Given data »
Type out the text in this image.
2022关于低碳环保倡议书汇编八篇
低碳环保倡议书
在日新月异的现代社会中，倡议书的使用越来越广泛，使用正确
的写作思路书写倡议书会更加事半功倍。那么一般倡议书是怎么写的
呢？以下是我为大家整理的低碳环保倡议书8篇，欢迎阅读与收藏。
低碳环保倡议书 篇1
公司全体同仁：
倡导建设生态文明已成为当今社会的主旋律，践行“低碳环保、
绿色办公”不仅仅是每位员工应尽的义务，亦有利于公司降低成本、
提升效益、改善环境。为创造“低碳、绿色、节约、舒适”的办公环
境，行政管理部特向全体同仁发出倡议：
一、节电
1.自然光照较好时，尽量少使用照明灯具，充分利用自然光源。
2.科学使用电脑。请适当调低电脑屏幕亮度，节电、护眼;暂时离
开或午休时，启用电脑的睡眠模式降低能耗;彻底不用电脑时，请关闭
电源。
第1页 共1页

Your goal » Transcribe the whole listing with nothing added or left out.

Result of the task »
Type out the text in this image.
2022关于低碳环保倡议书汇编八篇
低碳环保倡议书
在日新月异的现代社会中，倡议书的使用越来越广泛，使用正确
的写作思路书写倡议书会更加事半功倍。那么一般倡议书是怎么写的
呢？以下是我为大家整理的低碳环保倡议书8篇，欢迎阅读与收藏。
低碳环保倡议书 篇1
公司全体同仁：
倡导建设生态文明已成为当今社会的主旋律，践行“低碳环保、
绿色办公”不仅仅是每位员工应尽的义务，亦有利于公司降低成本、
提升效益、改善环境。为创造“低碳、绿色、节约、舒适”的办公环
境，行政管理部特向全体同仁发出倡议：
一、节电
1.自然光照较好时，尽量少使用照明灯具，充分利用自然光源。
2.科学使用电脑。请适当调低电脑屏幕亮度，节电、护眼;暂时离
开或午休时，启用电脑的睡眠模式降低能耗;彻底不用电脑时，请关闭
电源。
第1页 共1页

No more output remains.